**PROBLEM TO SOLVE:** Show each line that has the string "Vermögensstatus" in it.

——————————

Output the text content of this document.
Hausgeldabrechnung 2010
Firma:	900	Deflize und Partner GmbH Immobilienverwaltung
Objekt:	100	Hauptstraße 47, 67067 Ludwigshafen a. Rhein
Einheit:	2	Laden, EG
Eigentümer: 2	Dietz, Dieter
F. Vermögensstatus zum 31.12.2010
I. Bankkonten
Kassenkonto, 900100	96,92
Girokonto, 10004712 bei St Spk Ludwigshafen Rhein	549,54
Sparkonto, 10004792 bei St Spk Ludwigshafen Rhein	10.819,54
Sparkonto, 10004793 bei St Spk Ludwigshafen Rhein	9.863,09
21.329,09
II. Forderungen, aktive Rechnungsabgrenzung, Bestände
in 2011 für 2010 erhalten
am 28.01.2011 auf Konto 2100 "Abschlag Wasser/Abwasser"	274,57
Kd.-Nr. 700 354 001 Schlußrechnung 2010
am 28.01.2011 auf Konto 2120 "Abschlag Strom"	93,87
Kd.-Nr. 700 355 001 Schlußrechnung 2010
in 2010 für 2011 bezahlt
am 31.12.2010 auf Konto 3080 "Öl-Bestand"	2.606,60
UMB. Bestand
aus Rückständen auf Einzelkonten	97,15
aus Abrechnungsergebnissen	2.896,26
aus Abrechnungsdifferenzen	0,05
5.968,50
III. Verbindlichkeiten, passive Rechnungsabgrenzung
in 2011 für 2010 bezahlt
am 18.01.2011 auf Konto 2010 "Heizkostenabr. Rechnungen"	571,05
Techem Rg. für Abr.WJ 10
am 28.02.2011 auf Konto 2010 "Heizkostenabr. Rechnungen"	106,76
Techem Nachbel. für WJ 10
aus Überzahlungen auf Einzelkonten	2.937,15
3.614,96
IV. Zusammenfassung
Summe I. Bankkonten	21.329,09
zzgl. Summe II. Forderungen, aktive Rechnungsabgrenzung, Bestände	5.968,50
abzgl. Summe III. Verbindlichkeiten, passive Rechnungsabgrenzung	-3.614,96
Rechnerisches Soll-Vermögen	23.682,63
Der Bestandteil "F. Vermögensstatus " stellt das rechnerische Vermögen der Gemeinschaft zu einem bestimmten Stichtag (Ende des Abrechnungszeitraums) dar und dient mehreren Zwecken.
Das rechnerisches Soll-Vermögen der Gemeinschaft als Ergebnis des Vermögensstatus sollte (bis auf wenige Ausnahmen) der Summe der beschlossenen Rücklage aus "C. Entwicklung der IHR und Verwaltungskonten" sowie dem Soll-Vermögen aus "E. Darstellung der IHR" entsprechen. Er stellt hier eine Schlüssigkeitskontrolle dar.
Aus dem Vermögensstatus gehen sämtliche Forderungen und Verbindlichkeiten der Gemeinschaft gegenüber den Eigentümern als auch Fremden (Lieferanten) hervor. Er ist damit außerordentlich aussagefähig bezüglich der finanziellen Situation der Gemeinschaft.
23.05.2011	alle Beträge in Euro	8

——————————

**WRITTEN SOLUTION:**
F. Vermögensstatus zum 31.12.2010
Der Bestandteil "F. Vermögensstatus " stellt das rechnerische Vermögen der Gemeinschaft zu einem bestimmten Stichtag (Ende des Abrechnungszeitraums) dar und dient mehreren Zwecken.
Das rechnerisches Soll-Vermögen der Gemeinschaft als Ergebnis des Vermögensstatus sollte (bis auf wenige Ausnahmen) der Summe der beschlossenen Rücklage aus "C. Entwicklung der IHR und Verwaltungskonten" sowie dem Soll-Vermögen aus "E. Darstellung der IHR" entsprechen. Er stellt hier eine Schlüssigkeitskontrolle dar.
Aus dem Vermögensstatus gehen sämtliche Forderungen und Verbindlichkeiten der Gemeinschaft gegenüber den Eigentümern als auch Fremden (Lieferanten) hervor. Er ist damit außerordentlich aussagefähig bezüglich der finanziellen Situation der Gemeinschaft.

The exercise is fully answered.